A run of records:
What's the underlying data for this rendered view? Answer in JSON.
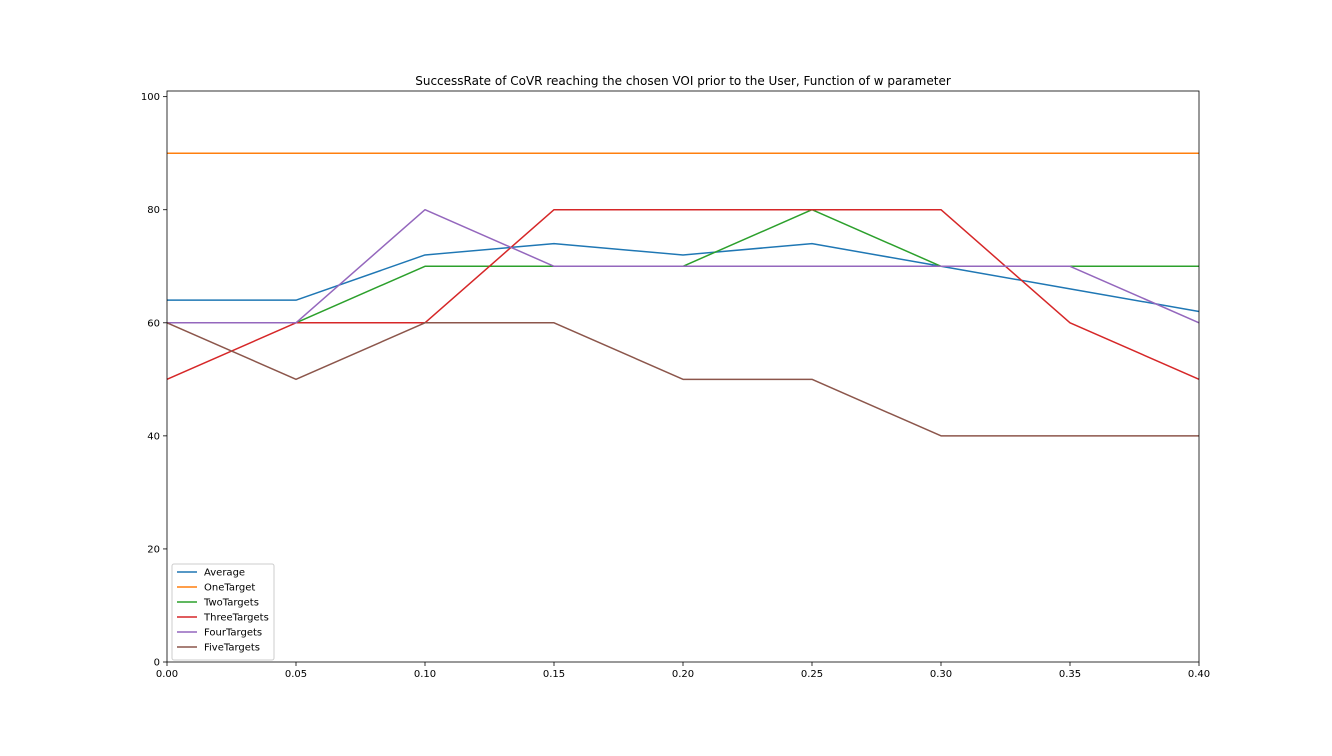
{
  "chart_data": {
    "type": "line",
    "title": "SuccessRate of CoVR reaching the chosen VOI prior to the User, Function of w parameter",
    "xlabel": "",
    "ylabel": "",
    "x": [
      0.0,
      0.05,
      0.1,
      0.15,
      0.2,
      0.25,
      0.3,
      0.35,
      0.4
    ],
    "x_tick_labels": [
      "0.00",
      "0.05",
      "0.10",
      "0.15",
      "0.20",
      "0.25",
      "0.30",
      "0.35",
      "0.40"
    ],
    "y_ticks": [
      0,
      20,
      40,
      60,
      80,
      100
    ],
    "y_tick_labels": [
      "0",
      "20",
      "40",
      "60",
      "80",
      "100"
    ],
    "xlim": [
      0.0,
      0.4
    ],
    "ylim": [
      0,
      101
    ],
    "grid": false,
    "legend_position": "lower-left",
    "series": [
      {
        "name": "Average",
        "color": "#1f77b4",
        "values": [
          64,
          64,
          72,
          74,
          72,
          74,
          70,
          66,
          62
        ]
      },
      {
        "name": "OneTarget",
        "color": "#ff7f0e",
        "values": [
          90,
          90,
          90,
          90,
          90,
          90,
          90,
          90,
          90
        ]
      },
      {
        "name": "TwoTargets",
        "color": "#2ca02c",
        "values": [
          60,
          60,
          70,
          70,
          70,
          80,
          70,
          70,
          70
        ]
      },
      {
        "name": "ThreeTargets",
        "color": "#d62728",
        "values": [
          50,
          60,
          60,
          80,
          80,
          80,
          80,
          60,
          50
        ]
      },
      {
        "name": "FourTargets",
        "color": "#9467bd",
        "values": [
          60,
          60,
          80,
          70,
          70,
          70,
          70,
          70,
          60
        ]
      },
      {
        "name": "FiveTargets",
        "color": "#8c564b",
        "values": [
          60,
          50,
          60,
          60,
          50,
          50,
          40,
          40,
          40
        ]
      }
    ]
  }
}
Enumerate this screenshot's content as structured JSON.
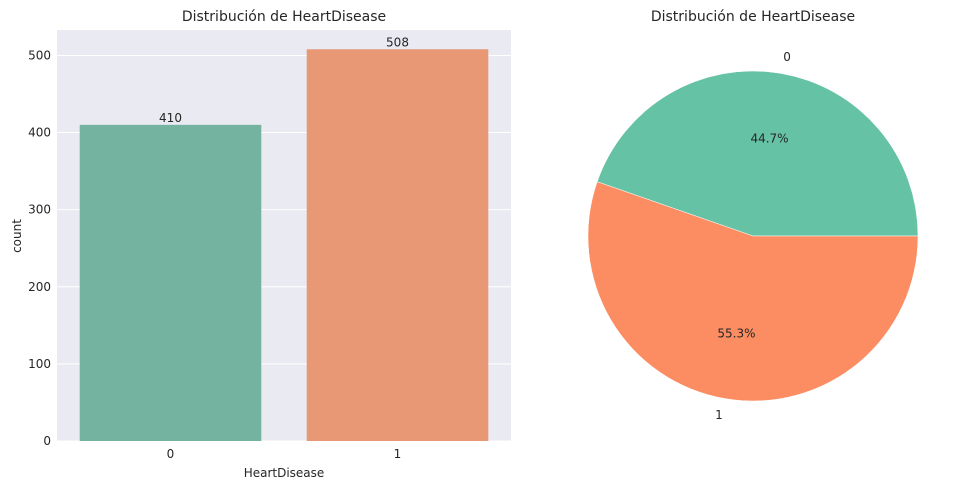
{
  "chart_data": [
    {
      "type": "bar",
      "title": "Distribución de HeartDisease",
      "xlabel": "HeartDisease",
      "ylabel": "count",
      "categories": [
        "0",
        "1"
      ],
      "values": [
        410,
        508
      ],
      "data_labels": [
        "410",
        "508"
      ],
      "colors": [
        "#73b3a0",
        "#e99875"
      ],
      "ylim": [
        0,
        533
      ],
      "yticks": [
        0,
        100,
        200,
        300,
        400,
        500
      ],
      "grid": true,
      "background": "#eaeaf2"
    },
    {
      "type": "pie",
      "title": "Distribución de HeartDisease",
      "categories": [
        "0",
        "1"
      ],
      "values": [
        410,
        508
      ],
      "percent_labels": [
        "44.7%",
        "55.3%"
      ],
      "colors": [
        "#66c2a5",
        "#fc8d62"
      ]
    }
  ]
}
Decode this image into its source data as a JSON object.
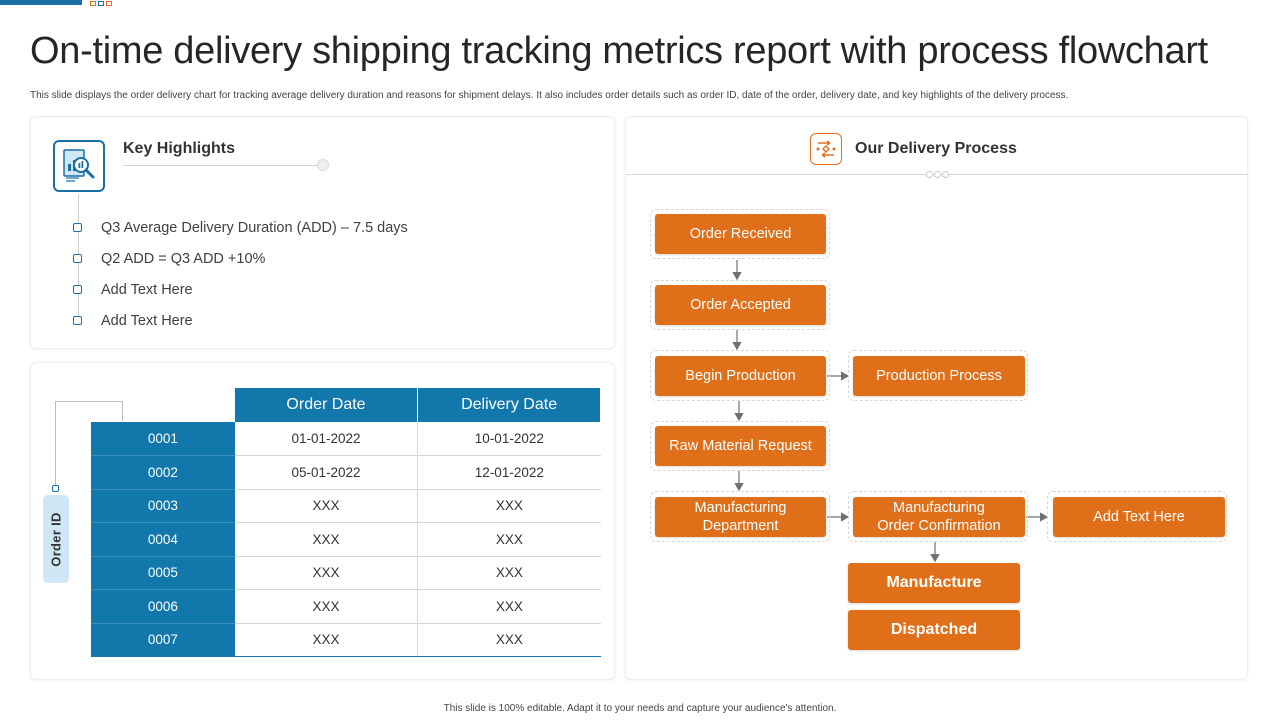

## Problem details
Only a number is wanted: how many lines above include "this"?

## Written answer
3